### WHAT THIS TASK INVOLVES:
Quote all entries in full, exactly.
──────── STORED ROWS ────────
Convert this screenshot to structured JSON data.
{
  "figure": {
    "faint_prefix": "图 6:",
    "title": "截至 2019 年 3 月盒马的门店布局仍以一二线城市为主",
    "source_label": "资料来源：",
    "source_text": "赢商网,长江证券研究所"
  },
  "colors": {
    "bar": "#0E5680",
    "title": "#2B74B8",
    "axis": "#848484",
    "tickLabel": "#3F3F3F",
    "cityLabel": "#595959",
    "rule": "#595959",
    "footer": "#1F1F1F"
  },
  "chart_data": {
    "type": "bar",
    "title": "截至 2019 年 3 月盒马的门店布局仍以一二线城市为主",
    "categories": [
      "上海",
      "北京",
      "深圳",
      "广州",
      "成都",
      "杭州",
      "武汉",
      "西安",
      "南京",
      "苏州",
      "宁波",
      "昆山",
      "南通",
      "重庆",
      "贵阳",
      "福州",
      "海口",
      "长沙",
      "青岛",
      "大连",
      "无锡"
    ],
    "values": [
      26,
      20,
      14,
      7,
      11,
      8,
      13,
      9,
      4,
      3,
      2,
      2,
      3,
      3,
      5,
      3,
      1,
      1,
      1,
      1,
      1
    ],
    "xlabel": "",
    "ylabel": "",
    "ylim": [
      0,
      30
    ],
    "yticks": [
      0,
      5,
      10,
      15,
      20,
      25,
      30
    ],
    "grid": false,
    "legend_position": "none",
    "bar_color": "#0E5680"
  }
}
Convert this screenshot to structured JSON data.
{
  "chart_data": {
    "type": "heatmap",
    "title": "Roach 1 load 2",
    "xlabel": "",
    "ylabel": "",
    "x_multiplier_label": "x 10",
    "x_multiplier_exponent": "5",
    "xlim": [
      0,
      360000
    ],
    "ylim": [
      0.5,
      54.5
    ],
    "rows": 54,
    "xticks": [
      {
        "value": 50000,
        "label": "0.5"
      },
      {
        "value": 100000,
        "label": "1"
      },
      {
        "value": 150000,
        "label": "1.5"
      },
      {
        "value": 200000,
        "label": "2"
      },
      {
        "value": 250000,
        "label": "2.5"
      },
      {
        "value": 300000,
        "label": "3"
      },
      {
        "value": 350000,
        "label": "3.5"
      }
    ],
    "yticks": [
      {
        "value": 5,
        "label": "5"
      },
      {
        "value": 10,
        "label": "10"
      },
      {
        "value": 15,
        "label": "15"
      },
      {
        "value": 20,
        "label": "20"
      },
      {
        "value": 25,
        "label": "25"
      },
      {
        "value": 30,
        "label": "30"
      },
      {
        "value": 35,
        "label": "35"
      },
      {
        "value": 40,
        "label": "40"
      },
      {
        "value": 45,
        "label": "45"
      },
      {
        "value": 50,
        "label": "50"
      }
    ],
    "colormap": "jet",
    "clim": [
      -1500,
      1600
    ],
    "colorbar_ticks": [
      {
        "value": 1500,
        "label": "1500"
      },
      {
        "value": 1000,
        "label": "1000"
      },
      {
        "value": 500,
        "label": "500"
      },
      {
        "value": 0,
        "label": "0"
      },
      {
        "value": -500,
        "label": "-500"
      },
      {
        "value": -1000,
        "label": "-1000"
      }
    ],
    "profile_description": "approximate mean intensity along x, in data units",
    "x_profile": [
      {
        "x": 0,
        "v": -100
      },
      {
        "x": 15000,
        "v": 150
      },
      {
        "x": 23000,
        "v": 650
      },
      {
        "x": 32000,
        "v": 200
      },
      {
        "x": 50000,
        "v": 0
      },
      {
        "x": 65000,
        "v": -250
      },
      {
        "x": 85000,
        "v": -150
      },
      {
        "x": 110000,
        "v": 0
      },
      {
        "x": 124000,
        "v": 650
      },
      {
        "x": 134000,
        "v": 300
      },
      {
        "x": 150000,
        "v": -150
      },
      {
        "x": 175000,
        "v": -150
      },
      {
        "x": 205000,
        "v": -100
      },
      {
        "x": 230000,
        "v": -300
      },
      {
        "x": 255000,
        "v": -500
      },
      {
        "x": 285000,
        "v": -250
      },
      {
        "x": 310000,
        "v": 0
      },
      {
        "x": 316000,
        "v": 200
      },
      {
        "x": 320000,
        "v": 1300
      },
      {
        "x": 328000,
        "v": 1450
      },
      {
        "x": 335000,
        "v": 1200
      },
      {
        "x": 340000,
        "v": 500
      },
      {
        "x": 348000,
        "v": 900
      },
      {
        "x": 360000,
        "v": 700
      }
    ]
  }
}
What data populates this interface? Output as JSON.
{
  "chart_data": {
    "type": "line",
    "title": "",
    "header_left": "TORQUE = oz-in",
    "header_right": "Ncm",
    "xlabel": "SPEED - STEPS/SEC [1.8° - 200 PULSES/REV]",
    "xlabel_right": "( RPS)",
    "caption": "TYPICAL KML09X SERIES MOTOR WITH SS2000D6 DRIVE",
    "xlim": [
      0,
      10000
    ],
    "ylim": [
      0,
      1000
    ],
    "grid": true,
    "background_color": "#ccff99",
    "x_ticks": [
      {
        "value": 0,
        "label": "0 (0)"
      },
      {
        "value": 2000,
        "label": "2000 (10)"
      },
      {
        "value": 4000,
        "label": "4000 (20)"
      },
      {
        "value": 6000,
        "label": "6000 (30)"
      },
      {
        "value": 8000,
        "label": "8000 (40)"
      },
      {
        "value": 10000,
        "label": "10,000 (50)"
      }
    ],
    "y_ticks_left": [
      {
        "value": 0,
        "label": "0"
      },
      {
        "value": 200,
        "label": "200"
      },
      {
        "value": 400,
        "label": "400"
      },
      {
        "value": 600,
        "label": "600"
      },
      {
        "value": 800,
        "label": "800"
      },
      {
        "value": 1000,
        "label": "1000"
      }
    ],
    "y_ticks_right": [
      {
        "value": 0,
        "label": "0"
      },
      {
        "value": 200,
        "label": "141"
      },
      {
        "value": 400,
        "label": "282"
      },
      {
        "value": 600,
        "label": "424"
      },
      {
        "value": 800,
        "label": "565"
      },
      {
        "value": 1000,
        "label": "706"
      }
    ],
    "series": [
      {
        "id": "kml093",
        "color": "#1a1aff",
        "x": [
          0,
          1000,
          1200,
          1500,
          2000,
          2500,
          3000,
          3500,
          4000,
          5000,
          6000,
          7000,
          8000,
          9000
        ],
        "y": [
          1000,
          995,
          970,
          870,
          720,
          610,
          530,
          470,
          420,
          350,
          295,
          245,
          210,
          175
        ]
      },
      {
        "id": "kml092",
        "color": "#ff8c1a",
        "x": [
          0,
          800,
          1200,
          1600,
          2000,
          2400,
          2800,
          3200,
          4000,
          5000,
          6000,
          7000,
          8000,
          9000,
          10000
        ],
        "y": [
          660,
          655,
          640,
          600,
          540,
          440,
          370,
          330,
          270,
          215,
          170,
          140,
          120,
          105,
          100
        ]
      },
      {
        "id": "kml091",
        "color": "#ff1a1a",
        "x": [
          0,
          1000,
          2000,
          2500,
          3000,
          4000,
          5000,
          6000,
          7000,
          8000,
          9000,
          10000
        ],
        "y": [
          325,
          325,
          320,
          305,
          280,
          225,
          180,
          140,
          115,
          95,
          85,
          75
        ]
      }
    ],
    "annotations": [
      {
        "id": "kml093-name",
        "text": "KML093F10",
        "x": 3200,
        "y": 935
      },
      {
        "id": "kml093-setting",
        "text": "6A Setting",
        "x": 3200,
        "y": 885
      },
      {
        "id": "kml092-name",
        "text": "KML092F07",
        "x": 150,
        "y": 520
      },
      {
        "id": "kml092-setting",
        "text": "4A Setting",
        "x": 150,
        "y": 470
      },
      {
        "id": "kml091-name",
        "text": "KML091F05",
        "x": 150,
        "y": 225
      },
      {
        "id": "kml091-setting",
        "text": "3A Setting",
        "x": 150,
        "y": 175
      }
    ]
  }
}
────────
### THE RESULT:
Convert this screenshot to structured JSON data.
{
  "figure": {
    "faint_prefix": "图 6:",
    "title": "截至 2019 年 3 月盒马的门店布局仍以一二线城市为主",
    "source_label": "资料来源：",
    "source_text": "赢商网,长江证券研究所"
  },
  "colors": {
    "bar": "#0E5680",
    "title": "#2B74B8",
    "axis": "#848484",
    "tickLabel": "#3F3F3F",
    "cityLabel": "#595959",
    "rule": "#595959",
    "footer": "#1F1F1F"
  },
  "chart_data": {
    "type": "bar",
    "title": "截至 2019 年 3 月盒马的门店布局仍以一二线城市为主",
    "categories": [
      "上海",
      "北京",
      "深圳",
      "广州",
      "成都",
      "杭州",
      "武汉",
      "西安",
      "南京",
      "苏州",
      "宁波",
      "昆山",
      "南通",
      "重庆",
      "贵阳",
      "福州",
      "海口",
      "长沙",
      "青岛",
      "大连",
      "无锡"
    ],
    "values": [
      26,
      20,
      14,
      7,
      11,
      8,
      13,
      9,
      4,
      3,
      2,
      2,
      3,
      3,
      5,
      3,
      1,
      1,
      1,
      1,
      1
    ],
    "xlabel": "",
    "ylabel": "",
    "ylim": [
      0,
      30
    ],
    "yticks": [
      0,
      5,
      10,
      15,
      20,
      25,
      30
    ],
    "grid": false,
    "legend_position": "none",
    "bar_color": "#0E5680"
  }
}
Convert this screenshot to structured JSON data.
{
  "chart_data": {
    "type": "heatmap",
    "title": "Roach 1 load 2",
    "xlabel": "",
    "ylabel": "",
    "x_multiplier_label": "x 10",
    "x_multiplier_exponent": "5",
    "xlim": [
      0,
      360000
    ],
    "ylim": [
      0.5,
      54.5
    ],
    "rows": 54,
    "xticks": [
      {
        "value": 50000,
        "label": "0.5"
      },
      {
        "value": 100000,
        "label": "1"
      },
      {
        "value": 150000,
        "label": "1.5"
      },
      {
        "value": 200000,
        "label": "2"
      },
      {
        "value": 250000,
        "label": "2.5"
      },
      {
        "value": 300000,
        "label": "3"
      },
      {
        "value": 350000,
        "label": "3.5"
      }
    ],
    "yticks": [
      {
        "value": 5,
        "label": "5"
      },
      {
        "value": 10,
        "label": "10"
      },
      {
        "value": 15,
        "label": "15"
      },
      {
        "value": 20,
        "label": "20"
      },
      {
        "value": 25,
        "label": "25"
      },
      {
        "value": 30,
        "label": "30"
      },
      {
        "value": 35,
        "label": "35"
      },
      {
        "value": 40,
        "label": "40"
      },
      {
        "value": 45,
        "label": "45"
      },
      {
        "value": 50,
        "label": "50"
      }
    ],
    "colormap": "jet",
    "clim": [
      -1500,
      1600
    ],
    "colorbar_ticks": [
      {
        "value": 1500,
        "label": "1500"
      },
      {
        "value": 1000,
        "label": "1000"
      },
      {
        "value": 500,
        "label": "500"
      },
      {
        "value": 0,
        "label": "0"
      },
      {
        "value": -500,
        "label": "-500"
      },
      {
        "value": -1000,
        "label": "-1000"
      }
    ],
    "profile_description": "approximate mean intensity along x, in data units",
    "x_profile": [
      {
        "x": 0,
        "v": -100
      },
      {
        "x": 15000,
        "v": 150
      },
      {
        "x": 23000,
        "v": 650
      },
      {
        "x": 32000,
        "v": 200
      },
      {
        "x": 50000,
        "v": 0
      },
      {
        "x": 65000,
        "v": -250
      },
      {
        "x": 85000,
        "v": -150
      },
      {
        "x": 110000,
        "v": 0
      },
      {
        "x": 124000,
        "v": 650
      },
      {
        "x": 134000,
        "v": 300
      },
      {
        "x": 150000,
        "v": -150
      },
      {
        "x": 175000,
        "v": -150
      },
      {
        "x": 205000,
        "v": -100
      },
      {
        "x": 230000,
        "v": -300
      },
      {
        "x": 255000,
        "v": -500
      },
      {
        "x": 285000,
        "v": -250
      },
      {
        "x": 310000,
        "v": 0
      },
      {
        "x": 316000,
        "v": 200
      },
      {
        "x": 320000,
        "v": 1300
      },
      {
        "x": 328000,
        "v": 1450
      },
      {
        "x": 335000,
        "v": 1200
      },
      {
        "x": 340000,
        "v": 500
      },
      {
        "x": 348000,
        "v": 900
      },
      {
        "x": 360000,
        "v": 700
      }
    ]
  }
}
What data populates this interface? Output as JSON.
{
  "chart_data": {
    "type": "line",
    "title": "",
    "header_left": "TORQUE = oz-in",
    "header_right": "Ncm",
    "xlabel": "SPEED - STEPS/SEC [1.8° - 200 PULSES/REV]",
    "xlabel_right": "( RPS)",
    "caption": "TYPICAL KML09X SERIES MOTOR WITH SS2000D6 DRIVE",
    "xlim": [
      0,
      10000
    ],
    "ylim": [
      0,
      1000
    ],
    "grid": true,
    "background_color": "#ccff99",
    "x_ticks": [
      {
        "value": 0,
        "label": "0 (0)"
      },
      {
        "value": 2000,
        "label": "2000 (10)"
      },
      {
        "value": 4000,
        "label": "4000 (20)"
      },
      {
        "value": 6000,
        "label": "6000 (30)"
      },
      {
        "value": 8000,
        "label": "8000 (40)"
      },
      {
        "value": 10000,
        "label": "10,000 (50)"
      }
    ],
    "y_ticks_left": [
      {
        "value": 0,
        "label": "0"
      },
      {
        "value": 200,
        "label": "200"
      },
      {
        "value": 400,
        "label": "400"
      },
      {
        "value": 600,
        "label": "600"
      },
      {
        "value": 800,
        "label": "800"
      },
      {
        "value": 1000,
        "label": "1000"
      }
    ],
    "y_ticks_right": [
      {
        "value": 0,
        "label": "0"
      },
      {
        "value": 200,
        "label": "141"
      },
      {
        "value": 400,
        "label": "282"
      },
      {
        "value": 600,
        "label": "424"
      },
      {
        "value": 800,
        "label": "565"
      },
      {
        "value": 1000,
        "label": "706"
      }
    ],
    "series": [
      {
        "id": "kml093",
        "color": "#1a1aff",
        "x": [
          0,
          1000,
          1200,
          1500,
          2000,
          2500,
          3000,
          3500,
          4000,
          5000,
          6000,
          7000,
          8000,
          9000
        ],
        "y": [
          1000,
          995,
          970,
          870,
          720,
          610,
          530,
          470,
          420,
          350,
          295,
          245,
          210,
          175
        ]
      },
      {
        "id": "kml092",
        "color": "#ff8c1a",
        "x": [
          0,
          800,
          1200,
          1600,
          2000,
          2400,
          2800,
          3200,
          4000,
          5000,
          6000,
          7000,
          8000,
          9000,
          10000
        ],
        "y": [
          660,
          655,
          640,
          600,
          540,
          440,
          370,
          330,
          270,
          215,
          170,
          140,
          120,
          105,
          100
        ]
      },
      {
        "id": "kml091",
        "color": "#ff1a1a",
        "x": [
          0,
          1000,
          2000,
          2500,
          3000,
          4000,
          5000,
          6000,
          7000,
          8000,
          9000,
          10000
        ],
        "y": [
          325,
          325,
          320,
          305,
          280,
          225,
          180,
          140,
          115,
          95,
          85,
          75
        ]
      }
    ],
    "annotations": [
      {
        "id": "kml093-name",
        "text": "KML093F10",
        "x": 3200,
        "y": 935
      },
      {
        "id": "kml093-setting",
        "text": "6A Setting",
        "x": 3200,
        "y": 885
      },
      {
        "id": "kml092-name",
        "text": "KML092F07",
        "x": 150,
        "y": 520
      },
      {
        "id": "kml092-setting",
        "text": "4A Setting",
        "x": 150,
        "y": 470
      },
      {
        "id": "kml091-name",
        "text": "KML091F05",
        "x": 150,
        "y": 225
      },
      {
        "id": "kml091-setting",
        "text": "3A Setting",
        "x": 150,
        "y": 175
      }
    ]
  }
}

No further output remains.